** The problem **
Restate every line of the material, word for word.

** Provided material **

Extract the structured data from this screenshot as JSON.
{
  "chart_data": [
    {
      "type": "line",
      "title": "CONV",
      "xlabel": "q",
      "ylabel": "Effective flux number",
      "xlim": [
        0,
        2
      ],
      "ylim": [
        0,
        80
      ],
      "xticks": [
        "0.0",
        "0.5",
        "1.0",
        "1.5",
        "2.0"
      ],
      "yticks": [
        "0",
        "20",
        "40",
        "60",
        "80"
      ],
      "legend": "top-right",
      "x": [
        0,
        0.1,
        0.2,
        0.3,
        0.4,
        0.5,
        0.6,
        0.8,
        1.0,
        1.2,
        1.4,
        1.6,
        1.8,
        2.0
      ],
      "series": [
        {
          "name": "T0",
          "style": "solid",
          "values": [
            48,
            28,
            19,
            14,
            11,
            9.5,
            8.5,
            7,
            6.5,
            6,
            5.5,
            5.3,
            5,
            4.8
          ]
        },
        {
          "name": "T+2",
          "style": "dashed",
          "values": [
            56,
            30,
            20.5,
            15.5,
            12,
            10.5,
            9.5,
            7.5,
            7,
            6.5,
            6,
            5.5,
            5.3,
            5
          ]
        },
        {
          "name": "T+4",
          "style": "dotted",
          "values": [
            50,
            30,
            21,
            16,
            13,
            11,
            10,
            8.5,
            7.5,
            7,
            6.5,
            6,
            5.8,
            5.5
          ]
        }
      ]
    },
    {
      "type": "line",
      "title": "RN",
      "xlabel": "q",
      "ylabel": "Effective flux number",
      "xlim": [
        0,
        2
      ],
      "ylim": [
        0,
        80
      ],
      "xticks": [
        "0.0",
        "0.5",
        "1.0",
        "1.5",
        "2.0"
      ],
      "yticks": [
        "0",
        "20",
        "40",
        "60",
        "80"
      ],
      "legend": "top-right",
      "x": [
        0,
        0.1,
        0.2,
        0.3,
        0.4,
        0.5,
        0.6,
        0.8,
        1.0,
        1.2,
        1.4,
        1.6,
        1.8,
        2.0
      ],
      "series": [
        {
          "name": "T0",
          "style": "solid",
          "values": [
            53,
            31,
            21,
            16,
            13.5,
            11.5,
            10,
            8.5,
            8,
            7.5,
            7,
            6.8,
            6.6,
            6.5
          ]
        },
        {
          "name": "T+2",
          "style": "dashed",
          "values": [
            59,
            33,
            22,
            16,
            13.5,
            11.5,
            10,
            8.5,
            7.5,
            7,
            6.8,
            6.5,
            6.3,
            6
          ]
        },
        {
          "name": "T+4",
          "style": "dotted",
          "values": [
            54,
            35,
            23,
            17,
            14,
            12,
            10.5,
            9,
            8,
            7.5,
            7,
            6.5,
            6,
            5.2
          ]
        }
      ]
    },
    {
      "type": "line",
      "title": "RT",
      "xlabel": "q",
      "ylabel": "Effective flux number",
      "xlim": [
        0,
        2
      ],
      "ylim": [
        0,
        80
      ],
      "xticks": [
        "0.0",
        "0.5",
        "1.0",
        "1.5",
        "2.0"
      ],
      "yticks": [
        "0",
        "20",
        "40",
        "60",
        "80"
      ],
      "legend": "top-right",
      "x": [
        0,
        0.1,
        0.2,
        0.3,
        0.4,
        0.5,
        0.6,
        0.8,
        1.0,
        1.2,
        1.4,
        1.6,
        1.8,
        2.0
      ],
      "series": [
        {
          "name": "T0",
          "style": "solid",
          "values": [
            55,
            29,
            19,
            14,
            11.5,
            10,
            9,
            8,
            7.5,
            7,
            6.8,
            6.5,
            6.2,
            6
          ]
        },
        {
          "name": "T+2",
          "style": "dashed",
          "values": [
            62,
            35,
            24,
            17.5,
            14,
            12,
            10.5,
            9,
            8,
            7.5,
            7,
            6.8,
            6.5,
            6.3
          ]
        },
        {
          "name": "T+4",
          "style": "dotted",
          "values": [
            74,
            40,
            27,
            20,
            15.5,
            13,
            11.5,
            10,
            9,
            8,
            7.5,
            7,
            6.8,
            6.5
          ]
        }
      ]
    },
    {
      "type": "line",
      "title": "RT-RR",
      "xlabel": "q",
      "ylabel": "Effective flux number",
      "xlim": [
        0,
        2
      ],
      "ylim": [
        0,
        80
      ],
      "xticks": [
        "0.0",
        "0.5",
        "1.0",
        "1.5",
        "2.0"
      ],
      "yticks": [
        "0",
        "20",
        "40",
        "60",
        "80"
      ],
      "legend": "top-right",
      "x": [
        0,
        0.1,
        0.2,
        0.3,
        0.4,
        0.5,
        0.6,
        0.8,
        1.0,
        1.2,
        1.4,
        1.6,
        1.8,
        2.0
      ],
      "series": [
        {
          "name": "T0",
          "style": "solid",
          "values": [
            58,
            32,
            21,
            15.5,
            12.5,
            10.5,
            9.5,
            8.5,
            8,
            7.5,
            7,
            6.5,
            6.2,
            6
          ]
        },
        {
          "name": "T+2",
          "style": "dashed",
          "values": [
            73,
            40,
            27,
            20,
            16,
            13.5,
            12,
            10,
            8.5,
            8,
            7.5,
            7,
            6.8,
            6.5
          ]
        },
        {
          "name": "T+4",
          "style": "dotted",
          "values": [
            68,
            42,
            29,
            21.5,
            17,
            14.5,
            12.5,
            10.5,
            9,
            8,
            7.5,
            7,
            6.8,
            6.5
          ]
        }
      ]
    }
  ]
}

** Completed task **
Extract the structured data from this screenshot as JSON.
{
  "chart_data": [
    {
      "type": "line",
      "title": "CONV",
      "xlabel": "q",
      "ylabel": "Effective flux number",
      "xlim": [
        0,
        2
      ],
      "ylim": [
        0,
        80
      ],
      "xticks": [
        "0.0",
        "0.5",
        "1.0",
        "1.5",
        "2.0"
      ],
      "yticks": [
        "0",
        "20",
        "40",
        "60",
        "80"
      ],
      "legend": "top-right",
      "x": [
        0,
        0.1,
        0.2,
        0.3,
        0.4,
        0.5,
        0.6,
        0.8,
        1.0,
        1.2,
        1.4,
        1.6,
        1.8,
        2.0
      ],
      "series": [
        {
          "name": "T0",
          "style": "solid",
          "values": [
            48,
            28,
            19,
            14,
            11,
            9.5,
            8.5,
            7,
            6.5,
            6,
            5.5,
            5.3,
            5,
            4.8
          ]
        },
        {
          "name": "T+2",
          "style": "dashed",
          "values": [
            56,
            30,
            20.5,
            15.5,
            12,
            10.5,
            9.5,
            7.5,
            7,
            6.5,
            6,
            5.5,
            5.3,
            5
          ]
        },
        {
          "name": "T+4",
          "style": "dotted",
          "values": [
            50,
            30,
            21,
            16,
            13,
            11,
            10,
            8.5,
            7.5,
            7,
            6.5,
            6,
            5.8,
            5.5
          ]
        }
      ]
    },
    {
      "type": "line",
      "title": "RN",
      "xlabel": "q",
      "ylabel": "Effective flux number",
      "xlim": [
        0,
        2
      ],
      "ylim": [
        0,
        80
      ],
      "xticks": [
        "0.0",
        "0.5",
        "1.0",
        "1.5",
        "2.0"
      ],
      "yticks": [
        "0",
        "20",
        "40",
        "60",
        "80"
      ],
      "legend": "top-right",
      "x": [
        0,
        0.1,
        0.2,
        0.3,
        0.4,
        0.5,
        0.6,
        0.8,
        1.0,
        1.2,
        1.4,
        1.6,
        1.8,
        2.0
      ],
      "series": [
        {
          "name": "T0",
          "style": "solid",
          "values": [
            53,
            31,
            21,
            16,
            13.5,
            11.5,
            10,
            8.5,
            8,
            7.5,
            7,
            6.8,
            6.6,
            6.5
          ]
        },
        {
          "name": "T+2",
          "style": "dashed",
          "values": [
            59,
            33,
            22,
            16,
            13.5,
            11.5,
            10,
            8.5,
            7.5,
            7,
            6.8,
            6.5,
            6.3,
            6
          ]
        },
        {
          "name": "T+4",
          "style": "dotted",
          "values": [
            54,
            35,
            23,
            17,
            14,
            12,
            10.5,
            9,
            8,
            7.5,
            7,
            6.5,
            6,
            5.2
          ]
        }
      ]
    },
    {
      "type": "line",
      "title": "RT",
      "xlabel": "q",
      "ylabel": "Effective flux number",
      "xlim": [
        0,
        2
      ],
      "ylim": [
        0,
        80
      ],
      "xticks": [
        "0.0",
        "0.5",
        "1.0",
        "1.5",
        "2.0"
      ],
      "yticks": [
        "0",
        "20",
        "40",
        "60",
        "80"
      ],
      "legend": "top-right",
      "x": [
        0,
        0.1,
        0.2,
        0.3,
        0.4,
        0.5,
        0.6,
        0.8,
        1.0,
        1.2,
        1.4,
        1.6,
        1.8,
        2.0
      ],
      "series": [
        {
          "name": "T0",
          "style": "solid",
          "values": [
            55,
            29,
            19,
            14,
            11.5,
            10,
            9,
            8,
            7.5,
            7,
            6.8,
            6.5,
            6.2,
            6
          ]
        },
        {
          "name": "T+2",
          "style": "dashed",
          "values": [
            62,
            35,
            24,
            17.5,
            14,
            12,
            10.5,
            9,
            8,
            7.5,
            7,
            6.8,
            6.5,
            6.3
          ]
        },
        {
          "name": "T+4",
          "style": "dotted",
          "values": [
            74,
            40,
            27,
            20,
            15.5,
            13,
            11.5,
            10,
            9,
            8,
            7.5,
            7,
            6.8,
            6.5
          ]
        }
      ]
    },
    {
      "type": "line",
      "title": "RT-RR",
      "xlabel": "q",
      "ylabel": "Effective flux number",
      "xlim": [
        0,
        2
      ],
      "ylim": [
        0,
        80
      ],
      "xticks": [
        "0.0",
        "0.5",
        "1.0",
        "1.5",
        "2.0"
      ],
      "yticks": [
        "0",
        "20",
        "40",
        "60",
        "80"
      ],
      "legend": "top-right",
      "x": [
        0,
        0.1,
        0.2,
        0.3,
        0.4,
        0.5,
        0.6,
        0.8,
        1.0,
        1.2,
        1.4,
        1.6,
        1.8,
        2.0
      ],
      "series": [
        {
          "name": "T0",
          "style": "solid",
          "values": [
            58,
            32,
            21,
            15.5,
            12.5,
            10.5,
            9.5,
            8.5,
            8,
            7.5,
            7,
            6.5,
            6.2,
            6
          ]
        },
        {
          "name": "T+2",
          "style": "dashed",
          "values": [
            73,
            40,
            27,
            20,
            16,
            13.5,
            12,
            10,
            8.5,
            8,
            7.5,
            7,
            6.8,
            6.5
          ]
        },
        {
          "name": "T+4",
          "style": "dotted",
          "values": [
            68,
            42,
            29,
            21.5,
            17,
            14.5,
            12.5,
            10.5,
            9,
            8,
            7.5,
            7,
            6.8,
            6.5
          ]
        }
      ]
    }
  ]
}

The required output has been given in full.